-- start DATA FOR PROCESSING --

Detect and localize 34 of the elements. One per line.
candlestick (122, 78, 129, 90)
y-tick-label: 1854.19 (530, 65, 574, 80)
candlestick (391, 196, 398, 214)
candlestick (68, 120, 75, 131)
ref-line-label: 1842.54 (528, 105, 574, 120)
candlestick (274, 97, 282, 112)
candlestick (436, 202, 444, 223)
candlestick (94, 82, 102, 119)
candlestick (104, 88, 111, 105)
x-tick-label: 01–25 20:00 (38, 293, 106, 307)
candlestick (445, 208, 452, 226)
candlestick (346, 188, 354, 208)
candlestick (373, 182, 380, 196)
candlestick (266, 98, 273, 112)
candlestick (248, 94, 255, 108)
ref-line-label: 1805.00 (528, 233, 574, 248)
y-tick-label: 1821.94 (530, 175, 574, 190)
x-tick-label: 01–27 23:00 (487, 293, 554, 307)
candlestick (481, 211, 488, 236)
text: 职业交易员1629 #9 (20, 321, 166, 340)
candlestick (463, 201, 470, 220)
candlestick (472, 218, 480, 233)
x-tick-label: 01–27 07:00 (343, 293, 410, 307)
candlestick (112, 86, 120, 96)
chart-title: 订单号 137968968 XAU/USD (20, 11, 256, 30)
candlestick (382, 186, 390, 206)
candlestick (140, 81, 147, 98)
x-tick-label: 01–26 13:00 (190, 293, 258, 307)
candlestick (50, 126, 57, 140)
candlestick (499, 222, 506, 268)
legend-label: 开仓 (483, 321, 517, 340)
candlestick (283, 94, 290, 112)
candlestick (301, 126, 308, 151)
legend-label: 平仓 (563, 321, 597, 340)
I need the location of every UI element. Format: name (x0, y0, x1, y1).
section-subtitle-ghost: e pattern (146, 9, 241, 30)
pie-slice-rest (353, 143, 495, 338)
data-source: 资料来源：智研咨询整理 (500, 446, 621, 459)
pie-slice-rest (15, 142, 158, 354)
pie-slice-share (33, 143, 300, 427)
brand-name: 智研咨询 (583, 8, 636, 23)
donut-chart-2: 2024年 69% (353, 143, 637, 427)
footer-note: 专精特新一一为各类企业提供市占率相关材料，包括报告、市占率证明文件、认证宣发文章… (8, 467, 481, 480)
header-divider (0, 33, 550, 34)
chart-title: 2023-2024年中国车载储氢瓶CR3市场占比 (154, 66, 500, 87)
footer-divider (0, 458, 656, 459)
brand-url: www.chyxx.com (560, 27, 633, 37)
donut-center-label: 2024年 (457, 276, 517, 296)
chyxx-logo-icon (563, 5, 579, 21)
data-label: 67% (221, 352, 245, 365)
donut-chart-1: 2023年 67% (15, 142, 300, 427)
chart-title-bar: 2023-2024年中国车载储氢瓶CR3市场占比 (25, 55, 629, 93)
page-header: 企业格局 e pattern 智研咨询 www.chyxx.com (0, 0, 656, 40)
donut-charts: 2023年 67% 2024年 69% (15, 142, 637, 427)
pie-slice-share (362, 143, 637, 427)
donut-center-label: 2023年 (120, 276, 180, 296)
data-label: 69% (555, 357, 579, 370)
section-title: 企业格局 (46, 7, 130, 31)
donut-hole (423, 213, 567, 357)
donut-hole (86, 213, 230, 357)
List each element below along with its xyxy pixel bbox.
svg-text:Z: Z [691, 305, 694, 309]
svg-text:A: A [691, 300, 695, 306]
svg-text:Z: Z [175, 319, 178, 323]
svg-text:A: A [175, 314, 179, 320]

-- end DATA FOR PROCESSING --

Rewrite all of the lines above, replacing "candlestick" with "candle-bar" wherever it occurs and leaving everything else unchanged.

Detect and localize 34 of the elements. One per line.
candle-bar (122, 78, 129, 90)
y-tick-label: 1854.19 (530, 65, 574, 80)
candle-bar (391, 196, 398, 214)
candle-bar (68, 120, 75, 131)
ref-line-label: 1842.54 (528, 105, 574, 120)
candle-bar (274, 97, 282, 112)
candle-bar (436, 202, 444, 223)
candle-bar (94, 82, 102, 119)
candle-bar (104, 88, 111, 105)
x-tick-label: 01–25 20:00 (38, 293, 106, 307)
candle-bar (445, 208, 452, 226)
candle-bar (346, 188, 354, 208)
candle-bar (373, 182, 380, 196)
candle-bar (266, 98, 273, 112)
candle-bar (248, 94, 255, 108)
ref-line-label: 1805.00 (528, 233, 574, 248)
y-tick-label: 1821.94 (530, 175, 574, 190)
x-tick-label: 01–27 23:00 (487, 293, 554, 307)
candle-bar (481, 211, 488, 236)
text: 职业交易员1629 #9 (20, 321, 166, 340)
candle-bar (463, 201, 470, 220)
candle-bar (472, 218, 480, 233)
x-tick-label: 01–27 07:00 (343, 293, 410, 307)
candle-bar (112, 86, 120, 96)
chart-title: 订单号 137968968 XAU/USD (20, 11, 256, 30)
candle-bar (382, 186, 390, 206)
candle-bar (140, 81, 147, 98)
x-tick-label: 01–26 13:00 (190, 293, 258, 307)
candle-bar (50, 126, 57, 140)
candle-bar (499, 222, 506, 268)
legend-label: 开仓 (483, 321, 517, 340)
candle-bar (283, 94, 290, 112)
candle-bar (301, 126, 308, 151)
legend-label: 平仓 (563, 321, 597, 340)
I need the location of every UI element. Format: name (x0, y0, x1, y1).
section-subtitle-ghost: e pattern (146, 9, 241, 30)
pie-slice-rest (353, 143, 495, 338)
data-source: 资料来源：智研咨询整理 (500, 446, 621, 459)
pie-slice-rest (15, 142, 158, 354)
pie-slice-share (33, 143, 300, 427)
brand-name: 智研咨询 (583, 8, 636, 23)
donut-chart-2: 2024年 69% (353, 143, 637, 427)
footer-note: 专精特新一一为各类企业提供市占率相关材料，包括报告、市占率证明文件、认证宣发文章… (8, 467, 481, 480)
header-divider (0, 33, 550, 34)
chart-title: 2023-2024年中国车载储氢瓶CR3市场占比 (154, 66, 500, 87)
footer-divider (0, 458, 656, 459)
brand-url: www.chyxx.com (560, 27, 633, 37)
donut-center-label: 2024年 (457, 276, 517, 296)
chyxx-logo-icon (563, 5, 579, 21)
data-label: 67% (221, 352, 245, 365)
donut-chart-1: 2023年 67% (15, 142, 300, 427)
chart-title-bar: 2023-2024年中国车载储氢瓶CR3市场占比 (25, 55, 629, 93)
page-header: 企业格局 e pattern 智研咨询 www.chyxx.com (0, 0, 656, 40)
donut-charts: 2023年 67% 2024年 69% (15, 142, 637, 427)
pie-slice-share (362, 143, 637, 427)
donut-center-label: 2023年 (120, 276, 180, 296)
data-label: 69% (555, 357, 579, 370)
section-title: 企业格局 (46, 7, 130, 31)
donut-hole (423, 213, 567, 357)
donut-hole (86, 213, 230, 357)
List each element below along with its xyxy pixel bbox.
svg-text:Z: Z [691, 305, 694, 309]
svg-text:A: A [691, 300, 695, 306]
svg-text:Z: Z [175, 319, 178, 323]
svg-text:A: A [175, 314, 179, 320]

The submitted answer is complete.